# TASK TO COMPLETE
Copy out all the lines in the records that include the word "Bâtiment".
## begin SUPPLIED DATA
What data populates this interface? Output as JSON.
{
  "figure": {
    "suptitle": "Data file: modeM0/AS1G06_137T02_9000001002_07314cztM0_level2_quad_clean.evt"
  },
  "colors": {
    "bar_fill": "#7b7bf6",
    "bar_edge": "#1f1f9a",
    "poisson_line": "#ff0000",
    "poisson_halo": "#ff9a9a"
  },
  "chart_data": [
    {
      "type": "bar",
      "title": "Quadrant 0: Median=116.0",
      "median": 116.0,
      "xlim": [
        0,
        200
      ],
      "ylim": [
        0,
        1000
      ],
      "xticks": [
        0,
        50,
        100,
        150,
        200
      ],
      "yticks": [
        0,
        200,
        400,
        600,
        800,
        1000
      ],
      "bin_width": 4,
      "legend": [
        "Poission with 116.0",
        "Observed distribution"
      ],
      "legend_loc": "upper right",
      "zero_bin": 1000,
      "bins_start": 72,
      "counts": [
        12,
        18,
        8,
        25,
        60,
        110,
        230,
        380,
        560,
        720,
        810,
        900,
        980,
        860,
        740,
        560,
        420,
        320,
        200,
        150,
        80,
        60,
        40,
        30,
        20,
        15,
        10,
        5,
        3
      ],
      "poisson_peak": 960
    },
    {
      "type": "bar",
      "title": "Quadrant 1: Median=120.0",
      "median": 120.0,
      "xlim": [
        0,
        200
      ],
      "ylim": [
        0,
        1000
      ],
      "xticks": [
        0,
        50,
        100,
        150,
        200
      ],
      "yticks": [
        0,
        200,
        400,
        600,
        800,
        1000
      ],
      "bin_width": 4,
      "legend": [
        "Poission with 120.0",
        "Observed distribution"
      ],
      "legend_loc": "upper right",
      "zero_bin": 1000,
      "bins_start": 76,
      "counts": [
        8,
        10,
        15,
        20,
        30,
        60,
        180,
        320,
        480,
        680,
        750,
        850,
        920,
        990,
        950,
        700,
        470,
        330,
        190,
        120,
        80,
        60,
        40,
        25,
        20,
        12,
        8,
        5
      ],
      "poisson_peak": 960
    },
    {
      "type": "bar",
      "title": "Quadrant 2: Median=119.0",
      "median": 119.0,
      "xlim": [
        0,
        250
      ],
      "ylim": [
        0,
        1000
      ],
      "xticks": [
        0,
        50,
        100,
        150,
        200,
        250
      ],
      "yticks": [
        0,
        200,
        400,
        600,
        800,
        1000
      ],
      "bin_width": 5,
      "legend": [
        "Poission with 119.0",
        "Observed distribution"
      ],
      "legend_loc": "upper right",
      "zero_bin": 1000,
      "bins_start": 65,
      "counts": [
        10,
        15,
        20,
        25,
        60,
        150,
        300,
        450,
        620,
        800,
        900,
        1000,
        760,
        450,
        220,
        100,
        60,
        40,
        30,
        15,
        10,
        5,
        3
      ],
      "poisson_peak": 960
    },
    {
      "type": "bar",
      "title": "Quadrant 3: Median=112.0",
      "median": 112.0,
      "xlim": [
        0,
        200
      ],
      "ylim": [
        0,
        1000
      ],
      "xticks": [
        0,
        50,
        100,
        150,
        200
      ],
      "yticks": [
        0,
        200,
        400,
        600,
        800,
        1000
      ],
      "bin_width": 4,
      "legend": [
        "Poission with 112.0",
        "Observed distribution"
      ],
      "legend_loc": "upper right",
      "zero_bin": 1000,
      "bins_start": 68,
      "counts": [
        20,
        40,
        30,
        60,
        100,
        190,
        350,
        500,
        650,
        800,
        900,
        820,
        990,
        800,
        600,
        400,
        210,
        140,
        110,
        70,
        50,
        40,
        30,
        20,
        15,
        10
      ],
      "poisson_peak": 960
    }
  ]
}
## end SUPPLIED DATA
## begin SUPPLIED DATA
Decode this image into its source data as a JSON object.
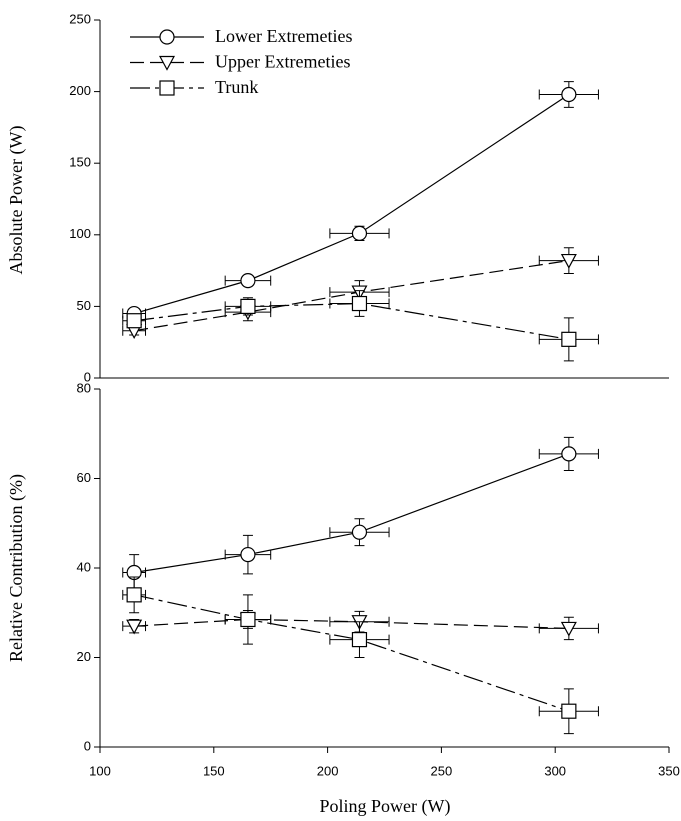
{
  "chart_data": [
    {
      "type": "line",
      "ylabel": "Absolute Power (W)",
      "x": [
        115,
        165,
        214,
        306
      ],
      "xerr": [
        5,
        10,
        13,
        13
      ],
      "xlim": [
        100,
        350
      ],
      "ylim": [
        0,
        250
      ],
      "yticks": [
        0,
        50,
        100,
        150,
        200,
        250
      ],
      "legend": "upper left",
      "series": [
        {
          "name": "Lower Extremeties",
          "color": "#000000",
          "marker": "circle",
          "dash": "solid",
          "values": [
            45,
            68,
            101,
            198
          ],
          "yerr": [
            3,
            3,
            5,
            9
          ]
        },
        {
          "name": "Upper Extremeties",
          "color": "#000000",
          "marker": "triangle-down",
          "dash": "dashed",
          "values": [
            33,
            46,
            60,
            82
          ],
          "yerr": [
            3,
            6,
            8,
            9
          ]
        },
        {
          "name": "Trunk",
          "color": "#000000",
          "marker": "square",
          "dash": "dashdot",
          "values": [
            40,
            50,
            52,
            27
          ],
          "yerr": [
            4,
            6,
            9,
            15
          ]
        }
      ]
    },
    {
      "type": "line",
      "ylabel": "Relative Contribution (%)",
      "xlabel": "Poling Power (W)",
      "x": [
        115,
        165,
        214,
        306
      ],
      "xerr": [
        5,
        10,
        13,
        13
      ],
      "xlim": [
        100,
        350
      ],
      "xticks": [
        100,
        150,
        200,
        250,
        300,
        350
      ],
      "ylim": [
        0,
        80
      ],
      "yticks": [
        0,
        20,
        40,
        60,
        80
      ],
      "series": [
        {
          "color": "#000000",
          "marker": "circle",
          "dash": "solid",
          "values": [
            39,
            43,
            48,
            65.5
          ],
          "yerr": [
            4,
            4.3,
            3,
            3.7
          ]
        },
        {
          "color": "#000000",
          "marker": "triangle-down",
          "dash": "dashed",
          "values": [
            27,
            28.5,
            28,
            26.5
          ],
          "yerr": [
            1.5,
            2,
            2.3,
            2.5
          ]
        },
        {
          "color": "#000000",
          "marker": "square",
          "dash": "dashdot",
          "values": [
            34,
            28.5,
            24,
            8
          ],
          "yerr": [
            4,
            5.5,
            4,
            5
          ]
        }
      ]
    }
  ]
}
## end SUPPLIED DATA
## begin SUPPLIED DATA
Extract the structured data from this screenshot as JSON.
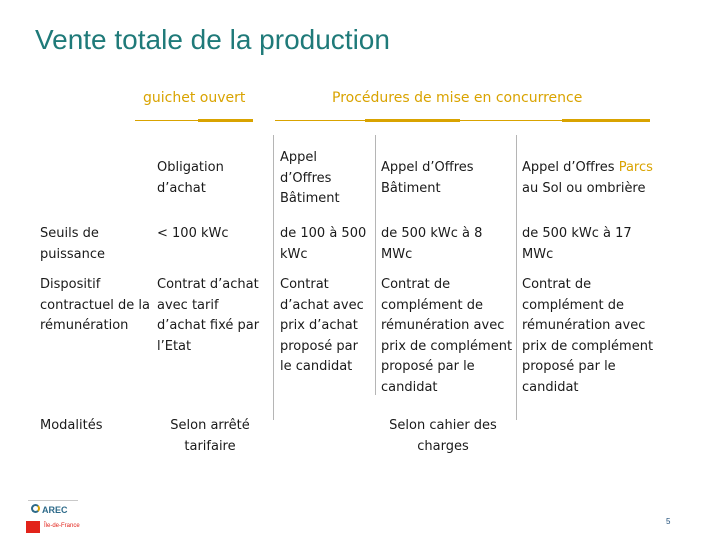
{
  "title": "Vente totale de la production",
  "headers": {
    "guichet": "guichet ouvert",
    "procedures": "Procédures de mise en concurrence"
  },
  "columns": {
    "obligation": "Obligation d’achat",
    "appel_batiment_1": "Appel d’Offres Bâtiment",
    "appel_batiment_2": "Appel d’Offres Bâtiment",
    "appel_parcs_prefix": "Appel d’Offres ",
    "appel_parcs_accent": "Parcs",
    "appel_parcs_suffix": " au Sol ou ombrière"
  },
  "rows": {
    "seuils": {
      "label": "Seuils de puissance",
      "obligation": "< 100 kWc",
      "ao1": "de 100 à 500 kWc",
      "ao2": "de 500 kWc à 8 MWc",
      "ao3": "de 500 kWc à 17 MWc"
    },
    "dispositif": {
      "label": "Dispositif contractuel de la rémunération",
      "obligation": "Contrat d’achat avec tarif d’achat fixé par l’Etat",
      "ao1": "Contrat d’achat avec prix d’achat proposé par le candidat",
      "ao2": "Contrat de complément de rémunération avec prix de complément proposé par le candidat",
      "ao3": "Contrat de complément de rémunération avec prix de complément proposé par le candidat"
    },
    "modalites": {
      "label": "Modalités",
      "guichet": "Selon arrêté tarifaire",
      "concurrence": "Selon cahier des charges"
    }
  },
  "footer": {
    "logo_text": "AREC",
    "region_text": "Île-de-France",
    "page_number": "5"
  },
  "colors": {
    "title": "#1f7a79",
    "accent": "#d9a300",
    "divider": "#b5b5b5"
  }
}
## end SUPPLIED DATA
# OUTPUT BELOW
    "appel_batiment_1": "Appel d’Offres Bâtiment",
    "appel_batiment_2": "Appel d’Offres Bâtiment",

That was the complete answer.